▸ STATED TASK: Each record is to be transcribed exactly.

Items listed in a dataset
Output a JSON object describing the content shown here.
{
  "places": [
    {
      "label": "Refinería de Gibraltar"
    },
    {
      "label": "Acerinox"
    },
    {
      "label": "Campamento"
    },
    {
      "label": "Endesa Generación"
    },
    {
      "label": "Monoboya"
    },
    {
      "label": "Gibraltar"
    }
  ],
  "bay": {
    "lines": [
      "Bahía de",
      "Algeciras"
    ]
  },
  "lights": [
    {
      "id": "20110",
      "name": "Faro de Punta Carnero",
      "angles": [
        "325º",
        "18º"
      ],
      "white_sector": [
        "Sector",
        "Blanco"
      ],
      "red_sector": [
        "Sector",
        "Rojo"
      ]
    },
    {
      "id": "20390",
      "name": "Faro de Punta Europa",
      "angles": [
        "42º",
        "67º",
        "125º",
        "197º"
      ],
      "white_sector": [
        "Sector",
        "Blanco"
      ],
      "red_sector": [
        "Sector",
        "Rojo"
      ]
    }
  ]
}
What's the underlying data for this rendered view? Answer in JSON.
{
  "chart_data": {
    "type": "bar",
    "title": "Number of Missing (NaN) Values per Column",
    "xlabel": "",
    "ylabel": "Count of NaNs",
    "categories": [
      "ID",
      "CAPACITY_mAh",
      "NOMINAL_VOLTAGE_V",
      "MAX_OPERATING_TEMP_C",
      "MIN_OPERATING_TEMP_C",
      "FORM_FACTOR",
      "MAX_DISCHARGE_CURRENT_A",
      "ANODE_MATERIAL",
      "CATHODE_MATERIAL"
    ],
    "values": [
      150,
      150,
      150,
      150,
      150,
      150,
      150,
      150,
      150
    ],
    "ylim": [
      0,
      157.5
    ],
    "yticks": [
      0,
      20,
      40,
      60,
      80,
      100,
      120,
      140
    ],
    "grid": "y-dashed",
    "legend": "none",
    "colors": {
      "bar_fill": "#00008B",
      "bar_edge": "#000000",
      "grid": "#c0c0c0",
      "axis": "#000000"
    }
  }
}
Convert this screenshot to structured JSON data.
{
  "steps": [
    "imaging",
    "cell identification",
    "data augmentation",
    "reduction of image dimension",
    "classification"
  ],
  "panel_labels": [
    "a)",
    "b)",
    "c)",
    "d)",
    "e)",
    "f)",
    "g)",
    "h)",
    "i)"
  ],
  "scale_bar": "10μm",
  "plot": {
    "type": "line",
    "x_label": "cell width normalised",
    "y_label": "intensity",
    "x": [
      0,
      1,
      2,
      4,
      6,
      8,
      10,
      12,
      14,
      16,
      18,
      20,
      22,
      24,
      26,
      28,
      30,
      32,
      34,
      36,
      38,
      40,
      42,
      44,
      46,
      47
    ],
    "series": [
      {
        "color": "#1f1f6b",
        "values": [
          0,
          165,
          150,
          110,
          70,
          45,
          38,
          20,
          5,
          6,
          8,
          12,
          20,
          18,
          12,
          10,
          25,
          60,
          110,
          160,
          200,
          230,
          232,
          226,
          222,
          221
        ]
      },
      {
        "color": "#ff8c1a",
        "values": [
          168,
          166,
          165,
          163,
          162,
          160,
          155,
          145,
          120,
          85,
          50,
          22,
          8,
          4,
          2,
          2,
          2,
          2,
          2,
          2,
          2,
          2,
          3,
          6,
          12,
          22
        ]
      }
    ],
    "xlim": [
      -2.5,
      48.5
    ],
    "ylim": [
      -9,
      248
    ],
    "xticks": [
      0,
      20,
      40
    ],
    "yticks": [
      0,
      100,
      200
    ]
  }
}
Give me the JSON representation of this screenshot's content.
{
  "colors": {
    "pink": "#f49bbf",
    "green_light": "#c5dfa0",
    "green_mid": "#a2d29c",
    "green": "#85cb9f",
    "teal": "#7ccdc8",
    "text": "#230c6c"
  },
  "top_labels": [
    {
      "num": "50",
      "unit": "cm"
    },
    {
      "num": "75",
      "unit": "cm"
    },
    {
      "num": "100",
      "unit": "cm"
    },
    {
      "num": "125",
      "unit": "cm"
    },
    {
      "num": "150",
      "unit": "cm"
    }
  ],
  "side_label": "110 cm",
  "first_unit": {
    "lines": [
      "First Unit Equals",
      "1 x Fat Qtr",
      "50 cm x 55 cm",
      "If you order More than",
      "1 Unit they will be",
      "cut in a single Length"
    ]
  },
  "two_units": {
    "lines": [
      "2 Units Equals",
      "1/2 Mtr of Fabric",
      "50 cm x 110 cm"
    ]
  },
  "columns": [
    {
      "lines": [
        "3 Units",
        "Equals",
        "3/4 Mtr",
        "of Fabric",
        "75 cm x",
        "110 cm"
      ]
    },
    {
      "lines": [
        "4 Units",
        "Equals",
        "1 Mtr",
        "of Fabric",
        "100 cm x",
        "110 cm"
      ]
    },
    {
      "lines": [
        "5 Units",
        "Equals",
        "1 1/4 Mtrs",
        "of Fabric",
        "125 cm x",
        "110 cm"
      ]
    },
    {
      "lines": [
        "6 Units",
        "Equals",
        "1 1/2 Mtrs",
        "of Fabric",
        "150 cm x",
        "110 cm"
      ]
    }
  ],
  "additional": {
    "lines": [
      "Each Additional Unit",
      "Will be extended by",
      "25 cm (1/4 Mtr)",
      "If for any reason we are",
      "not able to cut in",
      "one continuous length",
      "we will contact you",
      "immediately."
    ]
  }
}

▸ REPLY TO THE TASK:
Output a JSON object describing the content shown here.
{
  "places": [
    {
      "label": "Refinería de Gibraltar"
    },
    {
      "label": "Acerinox"
    },
    {
      "label": "Campamento"
    },
    {
      "label": "Endesa Generación"
    },
    {
      "label": "Monoboya"
    },
    {
      "label": "Gibraltar"
    }
  ],
  "bay": {
    "lines": [
      "Bahía de",
      "Algeciras"
    ]
  },
  "lights": [
    {
      "id": "20110",
      "name": "Faro de Punta Carnero",
      "angles": [
        "325º",
        "18º"
      ],
      "white_sector": [
        "Sector",
        "Blanco"
      ],
      "red_sector": [
        "Sector",
        "Rojo"
      ]
    },
    {
      "id": "20390",
      "name": "Faro de Punta Europa",
      "angles": [
        "42º",
        "67º",
        "125º",
        "197º"
      ],
      "white_sector": [
        "Sector",
        "Blanco"
      ],
      "red_sector": [
        "Sector",
        "Rojo"
      ]
    }
  ]
}
What's the underlying data for this rendered view? Answer in JSON.
{
  "chart_data": {
    "type": "bar",
    "title": "Number of Missing (NaN) Values per Column",
    "xlabel": "",
    "ylabel": "Count of NaNs",
    "categories": [
      "ID",
      "CAPACITY_mAh",
      "NOMINAL_VOLTAGE_V",
      "MAX_OPERATING_TEMP_C",
      "MIN_OPERATING_TEMP_C",
      "FORM_FACTOR",
      "MAX_DISCHARGE_CURRENT_A",
      "ANODE_MATERIAL",
      "CATHODE_MATERIAL"
    ],
    "values": [
      150,
      150,
      150,
      150,
      150,
      150,
      150,
      150,
      150
    ],
    "ylim": [
      0,
      157.5
    ],
    "yticks": [
      0,
      20,
      40,
      60,
      80,
      100,
      120,
      140
    ],
    "grid": "y-dashed",
    "legend": "none",
    "colors": {
      "bar_fill": "#00008B",
      "bar_edge": "#000000",
      "grid": "#c0c0c0",
      "axis": "#000000"
    }
  }
}
Convert this screenshot to structured JSON data.
{
  "steps": [
    "imaging",
    "cell identification",
    "data augmentation",
    "reduction of image dimension",
    "classification"
  ],
  "panel_labels": [
    "a)",
    "b)",
    "c)",
    "d)",
    "e)",
    "f)",
    "g)",
    "h)",
    "i)"
  ],
  "scale_bar": "10μm",
  "plot": {
    "type": "line",
    "x_label": "cell width normalised",
    "y_label": "intensity",
    "x": [
      0,
      1,
      2,
      4,
      6,
      8,
      10,
      12,
      14,
      16,
      18,
      20,
      22,
      24,
      26,
      28,
      30,
      32,
      34,
      36,
      38,
      40,
      42,
      44,
      46,
      47
    ],
    "series": [
      {
        "color": "#1f1f6b",
        "values": [
          0,
          165,
          150,
          110,
          70,
          45,
          38,
          20,
          5,
          6,
          8,
          12,
          20,
          18,
          12,
          10,
          25,
          60,
          110,
          160,
          200,
          230,
          232,
          226,
          222,
          221
        ]
      },
      {
        "color": "#ff8c1a",
        "values": [
          168,
          166,
          165,
          163,
          162,
          160,
          155,
          145,
          120,
          85,
          50,
          22,
          8,
          4,
          2,
          2,
          2,
          2,
          2,
          2,
          2,
          2,
          3,
          6,
          12,
          22
        ]
      }
    ],
    "xlim": [
      -2.5,
      48.5
    ],
    "ylim": [
      -9,
      248
    ],
    "xticks": [
      0,
      20,
      40
    ],
    "yticks": [
      0,
      100,
      200
    ]
  }
}
Give me the JSON representation of this screenshot's content.
{
  "colors": {
    "pink": "#f49bbf",
    "green_light": "#c5dfa0",
    "green_mid": "#a2d29c",
    "green": "#85cb9f",
    "teal": "#7ccdc8",
    "text": "#230c6c"
  },
  "top_labels": [
    {
      "num": "50",
      "unit": "cm"
    },
    {
      "num": "75",
      "unit": "cm"
    },
    {
      "num": "100",
      "unit": "cm"
    },
    {
      "num": "125",
      "unit": "cm"
    },
    {
      "num": "150",
      "unit": "cm"
    }
  ],
  "side_label": "110 cm",
  "first_unit": {
    "lines": [
      "First Unit Equals",
      "1 x Fat Qtr",
      "50 cm x 55 cm",
      "If you order More than",
      "1 Unit they will be",
      "cut in a single Length"
    ]
  },
  "two_units": {
    "lines": [
      "2 Units Equals",
      "1/2 Mtr of Fabric",
      "50 cm x 110 cm"
    ]
  },
  "columns": [
    {
      "lines": [
        "3 Units",
        "Equals",
        "3/4 Mtr",
        "of Fabric",
        "75 cm x",
        "110 cm"
      ]
    },
    {
      "lines": [
        "4 Units",
        "Equals",
        "1 Mtr",
        "of Fabric",
        "100 cm x",
        "110 cm"
      ]
    },
    {
      "lines": [
        "5 Units",
        "Equals",
        "1 1/4 Mtrs",
        "of Fabric",
        "125 cm x",
        "110 cm"
      ]
    },
    {
      "lines": [
        "6 Units",
        "Equals",
        "1 1/2 Mtrs",
        "of Fabric",
        "150 cm x",
        "110 cm"
      ]
    }
  ],
  "additional": {
    "lines": [
      "Each Additional Unit",
      "Will be extended by",
      "25 cm (1/4 Mtr)",
      "If for any reason we are",
      "not able to cut in",
      "one continuous length",
      "we will contact you",
      "immediately."
    ]
  }
}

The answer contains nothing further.